O presidente Luiz Inácio Lula da Silva defendeu o biocombustível brasileiro e criticou a desinformação na Europa durante a 42ª edição do Encontro Econômico Brasil-Alemanha, em Hannover. Ao lado do chanceler alemão, Friedrich Merz, ele pediu agilidade para a implementação definitiva do acordo entre Mercosul e União Europeia, destacando a importância do tema para o comércio bilateral.

Lula ressaltou a matriz energética do Brasil e afirmou que as regras ambientais da União Europeia podem criar distorções na avaliação da sustentabilidade dos biocombustíveis nacionais. O presidente afirmou que a revisão regulatória da UE desconsidera práticas de sustentabilidade implementadas no país e apontou que o cálculo de emissões durante o processo produtivo é crucial para uma avaliação fiel.

O petista reiterou a necessidade de enfrentar narrativas que, segundo ele, dificultam a formalização do acordo entre o bloco europeu e o Mercosul, que entrará em vigor provisoriamente em 1º de maio. Ele enfatizou que o tratado é instrumento essencial para ampliar o comércio entre as duas regiões e pediu engajamento do setor privado para a sua conclusão.

Acordo Mercosul-UE e participação do setor privado

No contexto do encontro, Lula pediu que setores favoráveis falem mais alto do que os contrários, sobretudo na Europa, para acelerar a definição do acordo. O presidente destacou a relevância de apoiar a inovação tecnológica e a transição energética como pilares para a competitividade brasileira no mercado europeu.

Suas instruções
No trecho acima sobre o encontro em Hannover, identifique tudo o que Lula pediu e apresente em forma de lista.

Dados fornecidos
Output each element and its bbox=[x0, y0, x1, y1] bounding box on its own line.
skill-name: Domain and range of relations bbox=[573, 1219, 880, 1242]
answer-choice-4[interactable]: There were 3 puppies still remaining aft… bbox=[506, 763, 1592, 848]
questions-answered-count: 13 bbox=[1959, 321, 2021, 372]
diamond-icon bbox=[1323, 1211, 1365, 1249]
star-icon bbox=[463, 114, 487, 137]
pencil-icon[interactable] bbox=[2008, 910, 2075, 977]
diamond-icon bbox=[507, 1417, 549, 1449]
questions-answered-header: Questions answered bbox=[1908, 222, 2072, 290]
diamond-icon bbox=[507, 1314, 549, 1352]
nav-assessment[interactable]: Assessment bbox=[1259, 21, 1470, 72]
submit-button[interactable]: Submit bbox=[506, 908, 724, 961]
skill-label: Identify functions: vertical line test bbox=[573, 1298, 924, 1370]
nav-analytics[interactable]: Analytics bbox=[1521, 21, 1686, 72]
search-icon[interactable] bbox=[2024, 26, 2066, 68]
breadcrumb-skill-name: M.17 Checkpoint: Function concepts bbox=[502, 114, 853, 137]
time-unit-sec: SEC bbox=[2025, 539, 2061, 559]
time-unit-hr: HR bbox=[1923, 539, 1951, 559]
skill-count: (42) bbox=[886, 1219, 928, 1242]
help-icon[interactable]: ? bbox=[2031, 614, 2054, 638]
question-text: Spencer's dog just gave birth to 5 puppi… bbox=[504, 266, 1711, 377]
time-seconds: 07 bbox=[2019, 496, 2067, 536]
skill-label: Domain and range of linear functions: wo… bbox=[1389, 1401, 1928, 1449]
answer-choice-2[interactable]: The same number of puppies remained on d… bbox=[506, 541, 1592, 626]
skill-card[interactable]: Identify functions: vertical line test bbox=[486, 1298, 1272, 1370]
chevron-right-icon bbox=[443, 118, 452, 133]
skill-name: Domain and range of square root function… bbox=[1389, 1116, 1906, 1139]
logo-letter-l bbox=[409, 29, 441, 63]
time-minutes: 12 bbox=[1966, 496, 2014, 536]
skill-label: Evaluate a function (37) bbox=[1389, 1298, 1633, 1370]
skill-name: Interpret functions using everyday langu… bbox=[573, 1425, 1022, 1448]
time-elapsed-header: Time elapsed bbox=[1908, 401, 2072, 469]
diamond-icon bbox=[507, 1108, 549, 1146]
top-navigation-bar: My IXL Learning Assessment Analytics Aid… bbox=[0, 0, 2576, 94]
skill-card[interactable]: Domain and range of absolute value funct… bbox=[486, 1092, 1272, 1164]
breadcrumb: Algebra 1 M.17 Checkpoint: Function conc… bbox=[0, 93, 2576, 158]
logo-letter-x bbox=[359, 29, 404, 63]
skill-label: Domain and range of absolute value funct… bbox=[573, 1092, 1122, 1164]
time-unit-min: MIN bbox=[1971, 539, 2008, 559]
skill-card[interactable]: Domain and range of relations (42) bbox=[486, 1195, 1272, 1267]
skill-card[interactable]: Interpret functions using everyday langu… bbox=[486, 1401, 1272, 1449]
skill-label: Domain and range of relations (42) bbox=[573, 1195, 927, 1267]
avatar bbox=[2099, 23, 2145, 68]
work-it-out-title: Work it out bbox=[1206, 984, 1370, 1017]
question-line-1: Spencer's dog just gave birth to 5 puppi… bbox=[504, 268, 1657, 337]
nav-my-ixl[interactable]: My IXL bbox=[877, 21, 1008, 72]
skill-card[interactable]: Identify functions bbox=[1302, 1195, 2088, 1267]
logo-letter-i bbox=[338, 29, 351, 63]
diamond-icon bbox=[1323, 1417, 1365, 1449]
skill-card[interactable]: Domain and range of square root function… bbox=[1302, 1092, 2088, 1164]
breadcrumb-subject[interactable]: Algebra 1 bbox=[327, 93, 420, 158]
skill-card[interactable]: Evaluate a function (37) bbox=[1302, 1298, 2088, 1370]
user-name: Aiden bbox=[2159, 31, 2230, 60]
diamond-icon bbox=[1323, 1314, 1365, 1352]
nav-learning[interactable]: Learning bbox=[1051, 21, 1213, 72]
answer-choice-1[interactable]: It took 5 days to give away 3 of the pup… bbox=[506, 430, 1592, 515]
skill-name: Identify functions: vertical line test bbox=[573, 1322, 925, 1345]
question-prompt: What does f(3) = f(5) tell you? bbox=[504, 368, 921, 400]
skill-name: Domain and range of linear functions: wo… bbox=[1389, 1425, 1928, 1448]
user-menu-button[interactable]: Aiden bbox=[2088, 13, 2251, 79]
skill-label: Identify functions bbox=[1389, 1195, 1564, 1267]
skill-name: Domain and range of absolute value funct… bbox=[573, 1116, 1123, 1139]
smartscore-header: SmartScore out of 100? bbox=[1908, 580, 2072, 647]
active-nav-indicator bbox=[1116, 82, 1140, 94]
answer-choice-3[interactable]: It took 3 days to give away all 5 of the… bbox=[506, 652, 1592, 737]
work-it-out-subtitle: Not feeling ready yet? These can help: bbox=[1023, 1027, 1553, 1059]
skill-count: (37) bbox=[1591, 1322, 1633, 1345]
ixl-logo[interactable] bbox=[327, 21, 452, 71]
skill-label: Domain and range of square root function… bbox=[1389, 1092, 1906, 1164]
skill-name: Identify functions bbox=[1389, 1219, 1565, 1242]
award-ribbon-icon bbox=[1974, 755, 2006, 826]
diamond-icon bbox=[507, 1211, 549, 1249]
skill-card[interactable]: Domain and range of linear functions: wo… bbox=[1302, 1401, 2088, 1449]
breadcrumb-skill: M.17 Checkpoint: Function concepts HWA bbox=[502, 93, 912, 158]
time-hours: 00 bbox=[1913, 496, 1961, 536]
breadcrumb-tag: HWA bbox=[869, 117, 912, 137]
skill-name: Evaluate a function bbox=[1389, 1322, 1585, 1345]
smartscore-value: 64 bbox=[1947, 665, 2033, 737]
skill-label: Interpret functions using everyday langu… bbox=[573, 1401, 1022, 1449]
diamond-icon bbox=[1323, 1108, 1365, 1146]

Resposta
- Agilidade para a implementação definitiva do acordo entre Mercosul e União Europeia
- Engajamento do setor privado para a conclusão do tratado
- Que setores favoráveis falem mais alto do que os contrários, sobretudo na Europa, para acelerar a definição do acordo